WHAT IS ASKED :: Wherever a line in the data below holds "Morning", copy that line.

# MATERIAL SHOWN start

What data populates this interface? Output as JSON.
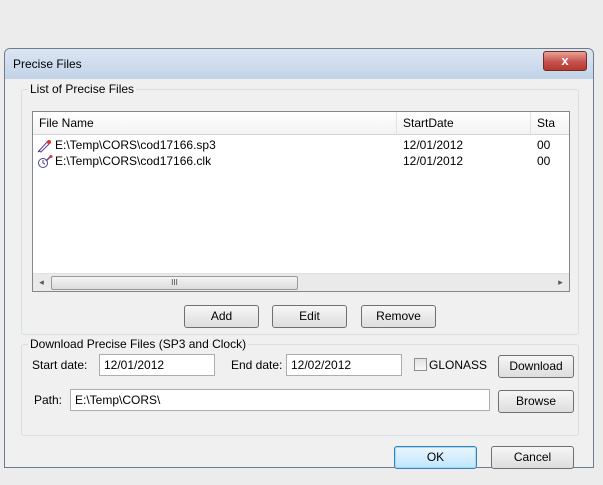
{
  "dialog": {
    "title": "Precise Files",
    "close_glyph": "x"
  },
  "list_group": {
    "legend": "List of Precise Files",
    "columns": [
      "File Name",
      "StartDate",
      "Sta"
    ],
    "rows": [
      {
        "icon": "sp3-file-icon",
        "name": "E:\\Temp\\CORS\\cod17166.sp3",
        "start_date": "12/01/2012",
        "start_time": "00"
      },
      {
        "icon": "clock-file-icon",
        "name": "E:\\Temp\\CORS\\cod17166.clk",
        "start_date": "12/01/2012",
        "start_time": "00"
      }
    ],
    "scroll_left": "◂",
    "scroll_right": "▸",
    "scroll_grip": "III",
    "buttons": {
      "add": "Add",
      "edit": "Edit",
      "remove": "Remove"
    }
  },
  "download_group": {
    "legend": "Download Precise Files (SP3 and Clock)",
    "start_label": "Start date:",
    "start_value": "12/01/2012",
    "end_label": "End date:",
    "end_value": "12/02/2012",
    "glonass_label": "GLONASS",
    "glonass_checked": false,
    "download_button": "Download",
    "path_label": "Path:",
    "path_value": "E:\\Temp\\CORS\\",
    "browse_button": "Browse"
  },
  "footer": {
    "ok": "OK",
    "cancel": "Cancel"
  },
  "colors": {
    "accent": "#3c7fb1",
    "close": "#c75050"
  }
}
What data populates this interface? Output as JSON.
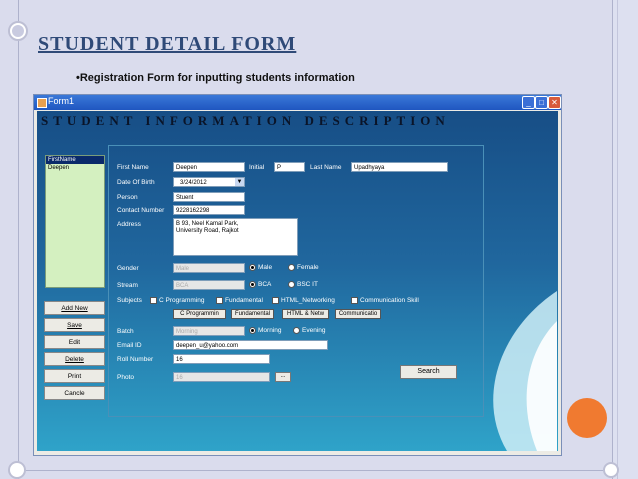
{
  "slide": {
    "title": "STUDENT DETAIL FORM",
    "bullet": "•Registration Form for inputting students information"
  },
  "window": {
    "title": "Form1",
    "controls": {
      "minimize": "_",
      "maximize": "□",
      "close": "✕"
    },
    "banner": "STUDENT INFORMATION DESCRIPTION"
  },
  "left_panel": {
    "header": "FirstName",
    "items": [
      "Deepen"
    ]
  },
  "side_buttons": {
    "add_new": "Add New",
    "save": "Save",
    "edit": "Edit",
    "delete": "Delete",
    "print": "Print",
    "cancel": "Cancle"
  },
  "form": {
    "first_name_label": "First Name",
    "first_name_value": "Deepen",
    "initial_label": "Initial",
    "initial_value": "P",
    "last_name_label": "Last Name",
    "last_name_value": "Upadhyaya",
    "dob_label": "Date Of Birth",
    "dob_value": "3/24/2012",
    "person_label": "Person",
    "person_value": "Stuent",
    "contact_label": "Contact Number",
    "contact_value": "9228162298",
    "address_label": "Address",
    "address_line1": "B 93, Neel Kamal Park,",
    "address_line2": "University Road, Rajkot",
    "gender_label": "Gender",
    "gender_value": "Male",
    "gender_male": "Male",
    "gender_female": "Female",
    "stream_label": "Stream",
    "stream_value": "BCA",
    "stream_bca": "BCA",
    "stream_bscit": "BSC IT",
    "subjects_label": "Subjects",
    "subject_c": "C Programming",
    "subject_fund": "Fundamental",
    "subject_html": "HTML_Networking",
    "subject_comm": "Communication Skill",
    "subject_btn_c": "C Programmin",
    "subject_btn_fund": "Fundamental",
    "subject_btn_html": "HTML & Netw",
    "subject_btn_comm": "Communicatio",
    "batch_label": "Batch",
    "batch_value": "Morning",
    "batch_morning": "Morning",
    "batch_evening": "Evening",
    "email_label": "Email ID",
    "email_value": "deepen_u@yahoo.com",
    "roll_label": "Roll Number",
    "roll_value": "16",
    "photo_label": "Photo",
    "photo_value": "16",
    "photo_browse": "...",
    "search_button": "Search"
  },
  "colors": {
    "slide_title": "#2f4a78",
    "titlebar": "#1f56c0",
    "client_top": "#174e86",
    "client_bottom": "#2fa3c9",
    "orange_dot": "#f07a30"
  }
}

# MATERIAL SHOWN end

SOLUTION TO THE EXERCISE ::
    "batch_value": "Morning",
    "batch_morning": "Morning",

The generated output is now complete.